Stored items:
★ ★ ★ ★

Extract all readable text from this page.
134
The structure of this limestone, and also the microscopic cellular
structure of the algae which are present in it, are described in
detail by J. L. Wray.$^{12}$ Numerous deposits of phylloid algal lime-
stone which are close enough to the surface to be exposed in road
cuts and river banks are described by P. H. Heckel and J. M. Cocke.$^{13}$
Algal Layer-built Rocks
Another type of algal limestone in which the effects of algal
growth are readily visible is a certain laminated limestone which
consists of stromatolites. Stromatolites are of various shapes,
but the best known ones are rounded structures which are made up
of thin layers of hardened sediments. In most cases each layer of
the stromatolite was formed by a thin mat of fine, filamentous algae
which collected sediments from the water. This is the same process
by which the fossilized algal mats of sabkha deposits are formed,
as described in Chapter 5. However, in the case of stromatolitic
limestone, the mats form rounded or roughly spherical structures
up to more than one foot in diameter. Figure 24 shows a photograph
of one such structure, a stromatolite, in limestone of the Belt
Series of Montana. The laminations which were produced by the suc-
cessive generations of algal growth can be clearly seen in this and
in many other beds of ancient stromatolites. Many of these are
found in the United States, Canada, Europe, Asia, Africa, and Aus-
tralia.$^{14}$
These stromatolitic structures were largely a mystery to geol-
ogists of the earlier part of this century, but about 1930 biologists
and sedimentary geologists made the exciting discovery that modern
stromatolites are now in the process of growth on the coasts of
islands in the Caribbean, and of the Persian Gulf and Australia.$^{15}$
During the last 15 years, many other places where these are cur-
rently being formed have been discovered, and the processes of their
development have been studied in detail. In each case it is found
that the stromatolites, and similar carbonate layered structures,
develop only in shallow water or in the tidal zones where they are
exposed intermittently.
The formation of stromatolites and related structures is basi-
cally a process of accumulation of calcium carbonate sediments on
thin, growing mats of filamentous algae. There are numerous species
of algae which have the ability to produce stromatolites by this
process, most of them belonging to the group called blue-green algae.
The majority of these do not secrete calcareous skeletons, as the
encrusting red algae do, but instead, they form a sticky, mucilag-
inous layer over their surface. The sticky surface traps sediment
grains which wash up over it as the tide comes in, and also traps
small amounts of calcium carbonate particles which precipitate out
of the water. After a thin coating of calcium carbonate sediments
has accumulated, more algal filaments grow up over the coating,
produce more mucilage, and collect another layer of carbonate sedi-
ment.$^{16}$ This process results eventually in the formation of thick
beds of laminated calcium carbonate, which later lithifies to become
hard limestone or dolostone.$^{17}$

★ ★ ★ ★

Print the complete listing again, exactly as it stands.

Extract all readable text from this page.
134
The structure of this limestone, and also the microscopic cellular
structure of the algae which are present in it, are described in
detail by J. L. Wray.$^{12}$ Numerous deposits of phylloid algal lime-
stone which are close enough to the surface to be exposed in road
cuts and river banks are described by P. H. Heckel and J. M. Cocke.$^{13}$
Algal Layer-built Rocks
Another type of algal limestone in which the effects of algal
growth are readily visible is a certain laminated limestone which
consists of stromatolites. Stromatolites are of various shapes,
but the best known ones are rounded structures which are made up
of thin layers of hardened sediments. In most cases each layer of
the stromatolite was formed by a thin mat of fine, filamentous algae
which collected sediments from the water. This is the same process
by which the fossilized algal mats of sabkha deposits are formed,
as described in Chapter 5. However, in the case of stromatolitic
limestone, the mats form rounded or roughly spherical structures
up to more than one foot in diameter. Figure 24 shows a photograph
of one such structure, a stromatolite, in limestone of the Belt
Series of Montana. The laminations which were produced by the suc-
cessive generations of algal growth can be clearly seen in this and
in many other beds of ancient stromatolites. Many of these are
found in the United States, Canada, Europe, Asia, Africa, and Aus-
tralia.$^{14}$
These stromatolitic structures were largely a mystery to geol-
ogists of the earlier part of this century, but about 1930 biologists
and sedimentary geologists made the exciting discovery that modern
stromatolites are now in the process of growth on the coasts of
islands in the Caribbean, and of the Persian Gulf and Australia.$^{15}$
During the last 15 years, many other places where these are cur-
rently being formed have been discovered, and the processes of their
development have been studied in detail. In each case it is found
that the stromatolites, and similar carbonate layered structures,
develop only in shallow water or in the tidal zones where they are
exposed intermittently.
The formation of stromatolites and related structures is basi-
cally a process of accumulation of calcium carbonate sediments on
thin, growing mats of filamentous algae. There are numerous species
of algae which have the ability to produce stromatolites by this
process, most of them belonging to the group called blue-green algae.
The majority of these do not secrete calcareous skeletons, as the
encrusting red algae do, but instead, they form a sticky, mucilag-
inous layer over their surface. The sticky surface traps sediment
grains which wash up over it as the tide comes in, and also traps
small amounts of calcium carbonate particles which precipitate out
of the water. After a thin coating of calcium carbonate sediments
has accumulated, more algal filaments grow up over the coating,
produce more mucilage, and collect another layer of carbonate sedi-
ment.$^{16}$ This process results eventually in the formation of thick
beds of laminated calcium carbonate, which later lithifies to become
hard limestone or dolostone.$^{17}$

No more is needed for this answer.